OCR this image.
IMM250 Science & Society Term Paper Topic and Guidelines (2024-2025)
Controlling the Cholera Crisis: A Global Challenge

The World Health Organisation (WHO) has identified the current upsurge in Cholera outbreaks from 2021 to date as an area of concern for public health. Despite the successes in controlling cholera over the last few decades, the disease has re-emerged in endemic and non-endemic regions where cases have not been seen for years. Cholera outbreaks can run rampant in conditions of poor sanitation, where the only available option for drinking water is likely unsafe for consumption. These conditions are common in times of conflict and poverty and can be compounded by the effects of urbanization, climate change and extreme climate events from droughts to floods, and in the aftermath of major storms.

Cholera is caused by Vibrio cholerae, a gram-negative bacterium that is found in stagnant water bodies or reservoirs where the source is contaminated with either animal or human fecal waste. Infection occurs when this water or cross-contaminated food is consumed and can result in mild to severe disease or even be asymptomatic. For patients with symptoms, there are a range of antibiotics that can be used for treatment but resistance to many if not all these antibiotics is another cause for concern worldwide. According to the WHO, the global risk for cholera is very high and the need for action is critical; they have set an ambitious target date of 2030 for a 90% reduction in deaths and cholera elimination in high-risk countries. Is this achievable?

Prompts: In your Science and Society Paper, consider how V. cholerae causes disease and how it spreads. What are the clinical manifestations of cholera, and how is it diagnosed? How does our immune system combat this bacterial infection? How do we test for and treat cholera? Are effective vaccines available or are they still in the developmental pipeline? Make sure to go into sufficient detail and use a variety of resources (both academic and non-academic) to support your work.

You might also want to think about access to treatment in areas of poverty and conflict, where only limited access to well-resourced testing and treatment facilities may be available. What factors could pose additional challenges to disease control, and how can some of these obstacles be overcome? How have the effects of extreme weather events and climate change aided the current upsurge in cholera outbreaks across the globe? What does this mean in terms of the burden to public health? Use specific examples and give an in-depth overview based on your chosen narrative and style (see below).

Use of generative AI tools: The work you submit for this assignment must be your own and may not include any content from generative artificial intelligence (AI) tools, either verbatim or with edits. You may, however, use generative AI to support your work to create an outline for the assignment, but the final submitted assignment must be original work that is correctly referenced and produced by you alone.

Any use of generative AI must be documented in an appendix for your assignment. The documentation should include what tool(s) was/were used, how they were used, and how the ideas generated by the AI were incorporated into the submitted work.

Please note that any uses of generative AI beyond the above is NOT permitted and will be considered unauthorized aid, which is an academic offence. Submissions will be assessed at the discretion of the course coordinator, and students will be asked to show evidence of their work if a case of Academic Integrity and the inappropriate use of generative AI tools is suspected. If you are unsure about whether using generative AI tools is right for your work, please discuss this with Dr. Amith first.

----

## Aim of the exercise
Could you output every entry above exactly as it stands?

## Response box
OCR this image.
IMM250 Science & Society Term Paper Topic and Guidelines (2024-2025)
Controlling the Cholera Crisis: A Global Challenge

The World Health Organisation (WHO) has identified the current upsurge in Cholera outbreaks from 2021 to date as an area of concern for public health. Despite the successes in controlling cholera over the last few decades, the disease has re-emerged in endemic and non-endemic regions where cases have not been seen for years. Cholera outbreaks can run rampant in conditions of poor sanitation, where the only available option for drinking water is likely unsafe for consumption. These conditions are common in times of conflict and poverty and can be compounded by the effects of urbanization, climate change and extreme climate events from droughts to floods, and in the aftermath of major storms.

Cholera is caused by Vibrio cholerae, a gram-negative bacterium that is found in stagnant water bodies or reservoirs where the source is contaminated with either animal or human fecal waste. Infection occurs when this water or cross-contaminated food is consumed and can result in mild to severe disease or even be asymptomatic. For patients with symptoms, there are a range of antibiotics that can be used for treatment but resistance to many if not all these antibiotics is another cause for concern worldwide. According to the WHO, the global risk for cholera is very high and the need for action is critical; they have set an ambitious target date of 2030 for a 90% reduction in deaths and cholera elimination in high-risk countries. Is this achievable?

Prompts: In your Science and Society Paper, consider how V. cholerae causes disease and how it spreads. What are the clinical manifestations of cholera, and how is it diagnosed? How does our immune system combat this bacterial infection? How do we test for and treat cholera? Are effective vaccines available or are they still in the developmental pipeline? Make sure to go into sufficient detail and use a variety of resources (both academic and non-academic) to support your work.

You might also want to think about access to treatment in areas of poverty and conflict, where only limited access to well-resourced testing and treatment facilities may be available. What factors could pose additional challenges to disease control, and how can some of these obstacles be overcome? How have the effects of extreme weather events and climate change aided the current upsurge in cholera outbreaks across the globe? What does this mean in terms of the burden to public health? Use specific examples and give an in-depth overview based on your chosen narrative and style (see below).

Use of generative AI tools: The work you submit for this assignment must be your own and may not include any content from generative artificial intelligence (AI) tools, either verbatim or with edits. You may, however, use generative AI to support your work to create an outline for the assignment, but the final submitted assignment must be original work that is correctly referenced and produced by you alone.

Any use of generative AI must be documented in an appendix for your assignment. The documentation should include what tool(s) was/were used, how they were used, and how the ideas generated by the AI were incorporated into the submitted work.

Please note that any uses of generative AI beyond the above is NOT permitted and will be considered unauthorized aid, which is an academic offence. Submissions will be assessed at the discretion of the course coordinator, and students will be asked to show evidence of their work if a case of Academic Integrity and the inappropriate use of generative AI tools is suspected. If you are unsure about whether using generative AI tools is right for your work, please discuss this with Dr. Amith first.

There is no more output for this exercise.